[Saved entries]
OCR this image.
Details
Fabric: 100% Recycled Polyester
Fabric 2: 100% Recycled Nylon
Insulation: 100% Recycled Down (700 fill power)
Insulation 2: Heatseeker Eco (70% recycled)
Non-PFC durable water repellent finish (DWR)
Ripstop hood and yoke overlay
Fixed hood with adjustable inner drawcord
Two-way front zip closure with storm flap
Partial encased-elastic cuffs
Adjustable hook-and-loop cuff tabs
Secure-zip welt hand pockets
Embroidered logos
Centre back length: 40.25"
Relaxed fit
---
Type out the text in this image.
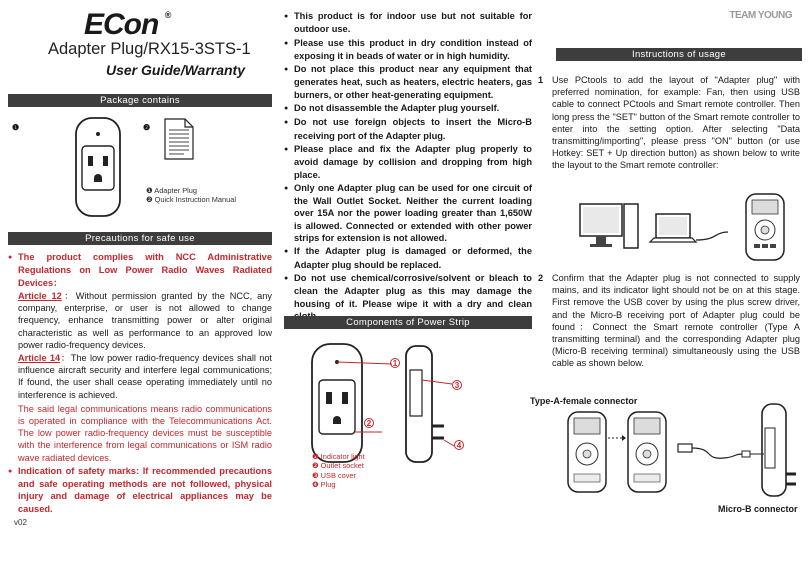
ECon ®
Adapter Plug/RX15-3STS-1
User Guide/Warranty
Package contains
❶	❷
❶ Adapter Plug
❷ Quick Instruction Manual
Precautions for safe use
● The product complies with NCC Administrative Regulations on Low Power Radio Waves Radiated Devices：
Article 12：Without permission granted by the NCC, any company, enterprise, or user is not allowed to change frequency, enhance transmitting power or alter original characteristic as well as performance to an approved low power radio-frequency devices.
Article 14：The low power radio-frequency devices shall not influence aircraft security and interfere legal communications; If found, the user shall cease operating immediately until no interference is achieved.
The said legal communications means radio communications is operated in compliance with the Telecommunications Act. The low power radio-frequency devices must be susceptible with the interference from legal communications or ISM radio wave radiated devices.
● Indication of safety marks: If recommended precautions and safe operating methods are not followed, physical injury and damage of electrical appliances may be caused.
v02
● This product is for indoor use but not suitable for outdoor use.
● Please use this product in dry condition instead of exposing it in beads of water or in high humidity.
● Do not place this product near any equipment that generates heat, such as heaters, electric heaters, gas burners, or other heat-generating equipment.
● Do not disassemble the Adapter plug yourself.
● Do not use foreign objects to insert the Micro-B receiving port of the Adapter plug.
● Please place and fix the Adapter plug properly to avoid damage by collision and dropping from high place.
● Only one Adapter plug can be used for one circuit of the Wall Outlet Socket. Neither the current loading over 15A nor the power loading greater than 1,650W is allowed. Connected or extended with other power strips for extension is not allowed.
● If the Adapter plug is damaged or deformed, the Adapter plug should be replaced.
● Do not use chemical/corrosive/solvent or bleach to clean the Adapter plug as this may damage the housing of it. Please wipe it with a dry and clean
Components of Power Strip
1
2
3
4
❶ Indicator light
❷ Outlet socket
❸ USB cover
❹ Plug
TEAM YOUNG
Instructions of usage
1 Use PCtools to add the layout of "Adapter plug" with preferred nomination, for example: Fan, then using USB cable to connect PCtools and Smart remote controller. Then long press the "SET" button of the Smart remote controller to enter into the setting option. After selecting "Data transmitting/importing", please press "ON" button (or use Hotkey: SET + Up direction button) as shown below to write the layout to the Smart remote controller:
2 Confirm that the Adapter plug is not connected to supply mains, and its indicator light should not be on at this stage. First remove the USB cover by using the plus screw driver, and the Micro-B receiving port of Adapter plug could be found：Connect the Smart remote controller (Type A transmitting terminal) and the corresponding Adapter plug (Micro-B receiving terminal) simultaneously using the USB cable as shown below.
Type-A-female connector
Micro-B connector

(AIM): Find every line above that contains the word "Fabric", and return each one.

(SOLUTION FOR THIS TASK):
Fabric: 100% Recycled Polyester
Fabric 2: 100% Recycled Nylon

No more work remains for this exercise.